§ Work to be completed
Wherever a line holds the string "type", copy that line.
Start of Records provided
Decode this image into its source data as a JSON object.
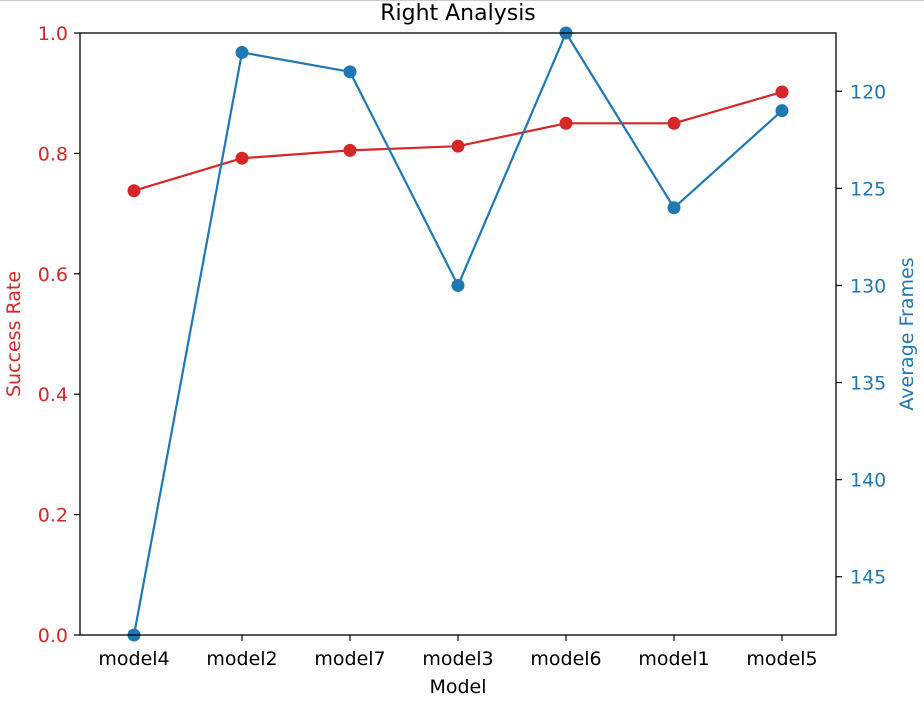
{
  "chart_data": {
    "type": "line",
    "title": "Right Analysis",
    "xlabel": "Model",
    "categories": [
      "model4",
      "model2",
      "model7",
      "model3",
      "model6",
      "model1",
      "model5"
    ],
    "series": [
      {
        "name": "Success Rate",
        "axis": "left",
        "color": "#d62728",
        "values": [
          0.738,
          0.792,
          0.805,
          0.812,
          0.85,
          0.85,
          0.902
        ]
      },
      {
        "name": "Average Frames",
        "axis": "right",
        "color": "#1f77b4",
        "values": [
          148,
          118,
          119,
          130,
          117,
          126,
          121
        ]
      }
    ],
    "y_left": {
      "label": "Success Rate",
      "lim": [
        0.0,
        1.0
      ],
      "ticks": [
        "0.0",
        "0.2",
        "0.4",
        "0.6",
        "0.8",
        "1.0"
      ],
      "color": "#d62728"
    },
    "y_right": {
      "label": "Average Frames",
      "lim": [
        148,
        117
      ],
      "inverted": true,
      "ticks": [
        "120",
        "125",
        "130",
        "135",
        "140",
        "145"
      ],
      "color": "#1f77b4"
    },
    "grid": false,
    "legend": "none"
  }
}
End of Records provided
Start of Records provided
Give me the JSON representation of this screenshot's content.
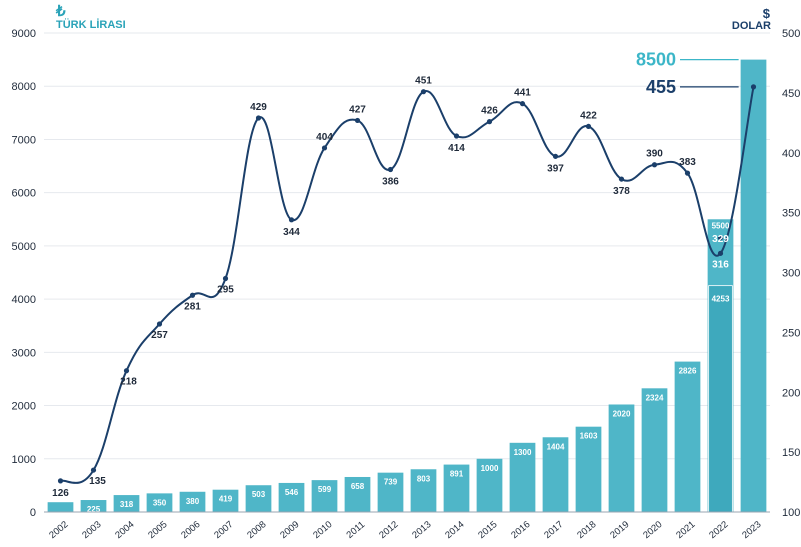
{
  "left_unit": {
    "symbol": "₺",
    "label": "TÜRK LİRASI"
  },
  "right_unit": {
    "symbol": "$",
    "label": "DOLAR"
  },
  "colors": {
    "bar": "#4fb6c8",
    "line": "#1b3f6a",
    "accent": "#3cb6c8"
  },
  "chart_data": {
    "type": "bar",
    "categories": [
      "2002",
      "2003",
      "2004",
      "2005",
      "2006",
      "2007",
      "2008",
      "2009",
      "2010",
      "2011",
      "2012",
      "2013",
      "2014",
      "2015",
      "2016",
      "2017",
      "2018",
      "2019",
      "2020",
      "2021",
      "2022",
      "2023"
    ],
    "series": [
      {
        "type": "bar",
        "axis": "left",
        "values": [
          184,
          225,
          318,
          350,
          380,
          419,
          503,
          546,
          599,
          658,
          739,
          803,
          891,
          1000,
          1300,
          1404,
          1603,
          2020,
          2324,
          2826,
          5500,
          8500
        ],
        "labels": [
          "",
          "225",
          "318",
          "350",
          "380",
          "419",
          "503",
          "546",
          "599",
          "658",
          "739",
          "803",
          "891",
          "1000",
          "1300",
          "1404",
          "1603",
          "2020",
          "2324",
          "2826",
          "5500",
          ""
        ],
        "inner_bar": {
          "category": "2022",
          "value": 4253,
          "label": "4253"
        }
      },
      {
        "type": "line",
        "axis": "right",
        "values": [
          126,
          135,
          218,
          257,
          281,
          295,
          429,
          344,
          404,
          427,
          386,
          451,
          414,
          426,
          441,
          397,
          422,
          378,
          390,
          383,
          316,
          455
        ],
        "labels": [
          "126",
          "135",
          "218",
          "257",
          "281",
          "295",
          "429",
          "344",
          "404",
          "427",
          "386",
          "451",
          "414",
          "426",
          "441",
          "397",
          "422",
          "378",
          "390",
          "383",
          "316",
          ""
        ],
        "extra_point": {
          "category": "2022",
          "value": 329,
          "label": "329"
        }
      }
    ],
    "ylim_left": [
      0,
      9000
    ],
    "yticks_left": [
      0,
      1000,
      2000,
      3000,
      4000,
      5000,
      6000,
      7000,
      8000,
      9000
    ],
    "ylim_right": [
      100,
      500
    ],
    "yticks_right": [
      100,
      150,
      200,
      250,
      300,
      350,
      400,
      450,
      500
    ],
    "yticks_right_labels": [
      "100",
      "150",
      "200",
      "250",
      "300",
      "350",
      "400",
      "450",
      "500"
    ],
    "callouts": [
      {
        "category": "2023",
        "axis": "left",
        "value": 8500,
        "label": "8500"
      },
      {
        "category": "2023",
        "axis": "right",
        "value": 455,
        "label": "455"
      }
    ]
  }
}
End of Records provided
Start of Records provided
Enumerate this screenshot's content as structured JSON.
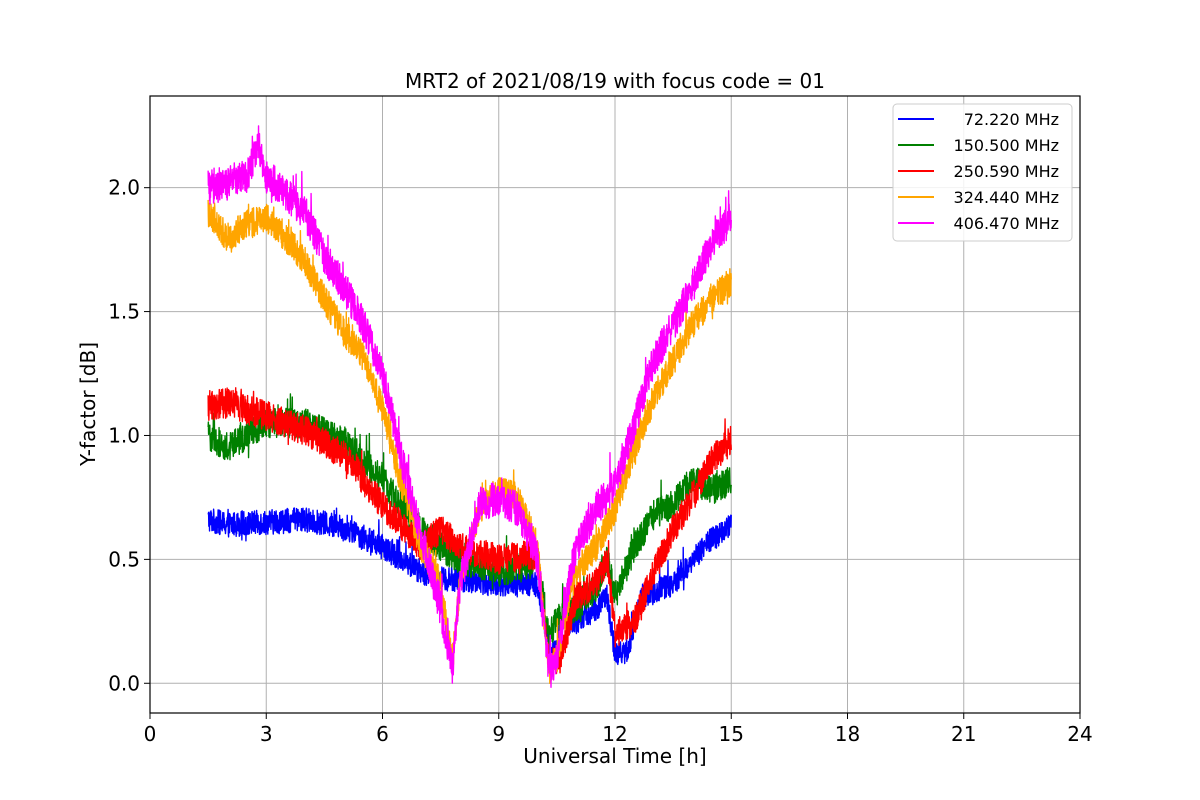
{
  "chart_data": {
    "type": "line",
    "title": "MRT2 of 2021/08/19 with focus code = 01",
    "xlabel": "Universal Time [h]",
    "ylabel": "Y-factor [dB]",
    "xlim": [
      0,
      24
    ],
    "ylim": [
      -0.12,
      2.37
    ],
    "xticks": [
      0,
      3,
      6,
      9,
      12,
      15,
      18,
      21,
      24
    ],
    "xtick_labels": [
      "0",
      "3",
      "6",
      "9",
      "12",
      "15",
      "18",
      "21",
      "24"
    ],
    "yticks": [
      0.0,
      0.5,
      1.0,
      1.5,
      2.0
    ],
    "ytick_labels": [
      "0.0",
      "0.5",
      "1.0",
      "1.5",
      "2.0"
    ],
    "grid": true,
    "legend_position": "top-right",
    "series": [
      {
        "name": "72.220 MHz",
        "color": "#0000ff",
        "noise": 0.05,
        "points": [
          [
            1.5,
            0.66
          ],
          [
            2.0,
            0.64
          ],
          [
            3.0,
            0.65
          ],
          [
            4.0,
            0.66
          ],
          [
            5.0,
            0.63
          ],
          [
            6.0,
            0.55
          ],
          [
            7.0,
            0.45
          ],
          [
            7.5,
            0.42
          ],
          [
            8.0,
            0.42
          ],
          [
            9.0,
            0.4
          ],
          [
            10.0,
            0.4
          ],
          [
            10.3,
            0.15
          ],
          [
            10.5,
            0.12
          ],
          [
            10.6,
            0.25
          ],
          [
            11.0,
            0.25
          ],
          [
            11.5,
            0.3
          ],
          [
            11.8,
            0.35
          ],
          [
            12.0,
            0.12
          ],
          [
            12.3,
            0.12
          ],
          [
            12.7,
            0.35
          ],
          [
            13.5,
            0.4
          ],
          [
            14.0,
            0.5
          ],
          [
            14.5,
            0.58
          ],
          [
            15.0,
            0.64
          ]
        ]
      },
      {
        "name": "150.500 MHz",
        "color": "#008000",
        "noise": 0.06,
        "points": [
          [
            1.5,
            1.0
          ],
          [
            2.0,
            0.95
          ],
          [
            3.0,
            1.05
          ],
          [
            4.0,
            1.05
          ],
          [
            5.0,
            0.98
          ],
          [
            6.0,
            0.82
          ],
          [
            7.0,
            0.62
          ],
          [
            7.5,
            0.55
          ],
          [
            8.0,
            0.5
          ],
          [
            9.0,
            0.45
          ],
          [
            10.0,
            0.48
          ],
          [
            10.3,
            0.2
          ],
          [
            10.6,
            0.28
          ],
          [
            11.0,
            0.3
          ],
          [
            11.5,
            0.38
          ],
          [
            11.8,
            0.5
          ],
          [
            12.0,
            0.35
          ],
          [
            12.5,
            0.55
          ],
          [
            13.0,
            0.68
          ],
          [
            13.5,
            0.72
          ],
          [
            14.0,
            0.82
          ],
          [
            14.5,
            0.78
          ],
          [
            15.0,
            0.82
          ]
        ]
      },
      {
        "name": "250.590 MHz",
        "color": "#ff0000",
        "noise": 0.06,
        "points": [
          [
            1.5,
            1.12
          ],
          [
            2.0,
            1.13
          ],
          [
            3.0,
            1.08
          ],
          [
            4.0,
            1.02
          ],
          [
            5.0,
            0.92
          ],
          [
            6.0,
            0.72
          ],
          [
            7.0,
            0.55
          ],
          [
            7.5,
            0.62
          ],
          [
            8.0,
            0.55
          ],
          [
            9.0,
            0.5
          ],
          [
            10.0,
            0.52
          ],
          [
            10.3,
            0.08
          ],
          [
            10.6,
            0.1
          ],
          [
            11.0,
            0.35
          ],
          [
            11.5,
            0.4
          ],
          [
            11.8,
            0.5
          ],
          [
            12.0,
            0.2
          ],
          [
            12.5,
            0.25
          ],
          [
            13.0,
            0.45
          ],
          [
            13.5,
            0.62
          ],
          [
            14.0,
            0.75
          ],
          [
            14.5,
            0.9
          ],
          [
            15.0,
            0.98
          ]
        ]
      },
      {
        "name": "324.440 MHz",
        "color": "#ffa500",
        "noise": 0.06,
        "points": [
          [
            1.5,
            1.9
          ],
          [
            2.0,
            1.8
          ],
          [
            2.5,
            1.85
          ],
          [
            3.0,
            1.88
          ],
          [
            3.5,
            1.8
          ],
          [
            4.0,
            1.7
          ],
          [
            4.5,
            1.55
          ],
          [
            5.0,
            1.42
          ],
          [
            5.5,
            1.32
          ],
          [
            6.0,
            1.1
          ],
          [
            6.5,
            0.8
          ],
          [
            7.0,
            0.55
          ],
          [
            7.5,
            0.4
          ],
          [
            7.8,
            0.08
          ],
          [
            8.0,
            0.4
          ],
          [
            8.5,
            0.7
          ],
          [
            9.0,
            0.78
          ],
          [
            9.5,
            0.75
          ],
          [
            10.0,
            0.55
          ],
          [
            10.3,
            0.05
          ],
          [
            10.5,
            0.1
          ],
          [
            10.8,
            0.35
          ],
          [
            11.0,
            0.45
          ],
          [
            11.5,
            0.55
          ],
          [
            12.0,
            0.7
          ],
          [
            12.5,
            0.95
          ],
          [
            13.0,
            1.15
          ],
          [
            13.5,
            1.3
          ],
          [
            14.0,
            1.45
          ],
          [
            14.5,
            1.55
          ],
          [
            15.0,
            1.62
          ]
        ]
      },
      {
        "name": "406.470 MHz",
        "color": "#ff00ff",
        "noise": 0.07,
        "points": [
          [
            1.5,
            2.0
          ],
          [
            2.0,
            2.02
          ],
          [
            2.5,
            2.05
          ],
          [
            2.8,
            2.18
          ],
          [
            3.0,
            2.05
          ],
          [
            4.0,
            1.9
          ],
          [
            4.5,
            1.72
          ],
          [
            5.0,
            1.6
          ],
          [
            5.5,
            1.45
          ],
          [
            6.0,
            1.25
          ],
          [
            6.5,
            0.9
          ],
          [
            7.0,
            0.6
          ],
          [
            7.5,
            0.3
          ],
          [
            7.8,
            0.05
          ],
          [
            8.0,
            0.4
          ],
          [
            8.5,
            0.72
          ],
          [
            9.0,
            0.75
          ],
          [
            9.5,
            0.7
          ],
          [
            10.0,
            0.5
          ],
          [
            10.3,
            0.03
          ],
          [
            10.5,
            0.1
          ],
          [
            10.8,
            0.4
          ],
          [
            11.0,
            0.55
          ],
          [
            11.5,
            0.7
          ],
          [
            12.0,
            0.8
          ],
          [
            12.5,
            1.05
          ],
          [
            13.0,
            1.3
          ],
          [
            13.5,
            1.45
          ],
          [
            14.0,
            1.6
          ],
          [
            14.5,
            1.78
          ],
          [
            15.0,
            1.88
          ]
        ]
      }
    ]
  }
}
End of Records provided
§ Exercise solution
    "type": "line",
    "type": "bar",
        "type": "bar",
        "type": "line",
    "type": "line",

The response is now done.